>> Begin Data supplied
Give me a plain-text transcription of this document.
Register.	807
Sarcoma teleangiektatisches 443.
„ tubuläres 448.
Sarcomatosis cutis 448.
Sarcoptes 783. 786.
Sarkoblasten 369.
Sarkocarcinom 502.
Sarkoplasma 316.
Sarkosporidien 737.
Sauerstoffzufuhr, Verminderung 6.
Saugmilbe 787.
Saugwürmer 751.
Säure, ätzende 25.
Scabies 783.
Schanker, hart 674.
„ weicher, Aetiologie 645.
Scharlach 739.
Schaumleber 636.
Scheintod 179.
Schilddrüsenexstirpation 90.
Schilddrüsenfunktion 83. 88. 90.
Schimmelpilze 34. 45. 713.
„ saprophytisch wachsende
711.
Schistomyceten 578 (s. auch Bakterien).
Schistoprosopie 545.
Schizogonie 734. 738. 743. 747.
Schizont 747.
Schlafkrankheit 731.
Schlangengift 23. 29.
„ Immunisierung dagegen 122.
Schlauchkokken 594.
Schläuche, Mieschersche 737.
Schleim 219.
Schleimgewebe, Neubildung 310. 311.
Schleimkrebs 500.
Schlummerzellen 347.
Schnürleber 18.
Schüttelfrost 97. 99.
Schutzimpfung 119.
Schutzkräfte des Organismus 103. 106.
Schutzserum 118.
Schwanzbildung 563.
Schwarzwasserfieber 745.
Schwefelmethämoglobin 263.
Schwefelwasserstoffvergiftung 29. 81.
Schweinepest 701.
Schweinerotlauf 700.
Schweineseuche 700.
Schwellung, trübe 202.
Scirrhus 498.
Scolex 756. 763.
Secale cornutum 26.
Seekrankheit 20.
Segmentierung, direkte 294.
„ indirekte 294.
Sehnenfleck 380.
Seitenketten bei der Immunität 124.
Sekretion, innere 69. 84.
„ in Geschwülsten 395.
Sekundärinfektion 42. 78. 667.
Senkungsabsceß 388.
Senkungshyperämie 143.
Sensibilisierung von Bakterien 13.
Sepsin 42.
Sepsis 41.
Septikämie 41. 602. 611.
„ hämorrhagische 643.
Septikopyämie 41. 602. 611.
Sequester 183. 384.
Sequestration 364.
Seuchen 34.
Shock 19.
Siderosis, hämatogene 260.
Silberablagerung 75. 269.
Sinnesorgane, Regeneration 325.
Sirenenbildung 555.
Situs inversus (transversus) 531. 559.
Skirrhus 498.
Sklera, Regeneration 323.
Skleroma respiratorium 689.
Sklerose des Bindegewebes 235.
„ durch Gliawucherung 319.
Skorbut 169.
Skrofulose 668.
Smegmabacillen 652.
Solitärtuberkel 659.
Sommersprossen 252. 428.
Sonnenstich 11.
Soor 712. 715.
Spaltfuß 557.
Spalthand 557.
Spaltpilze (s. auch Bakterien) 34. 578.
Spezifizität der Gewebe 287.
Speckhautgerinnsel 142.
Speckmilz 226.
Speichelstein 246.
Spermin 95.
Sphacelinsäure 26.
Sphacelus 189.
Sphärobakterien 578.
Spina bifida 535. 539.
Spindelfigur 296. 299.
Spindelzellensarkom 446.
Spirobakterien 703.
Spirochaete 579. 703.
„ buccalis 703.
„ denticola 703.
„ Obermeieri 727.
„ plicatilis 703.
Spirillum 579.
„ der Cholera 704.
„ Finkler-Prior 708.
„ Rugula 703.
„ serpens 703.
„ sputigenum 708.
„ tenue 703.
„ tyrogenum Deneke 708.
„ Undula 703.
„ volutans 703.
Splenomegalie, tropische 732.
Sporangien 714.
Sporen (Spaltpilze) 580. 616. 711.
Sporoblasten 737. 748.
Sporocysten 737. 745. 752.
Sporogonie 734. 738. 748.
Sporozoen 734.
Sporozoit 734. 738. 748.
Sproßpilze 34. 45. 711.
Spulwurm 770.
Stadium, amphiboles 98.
>> End Data supplied
Set problem
Only the count is wanted: report how many lines of the material above hold the word "Regeneration".

Problem solution
2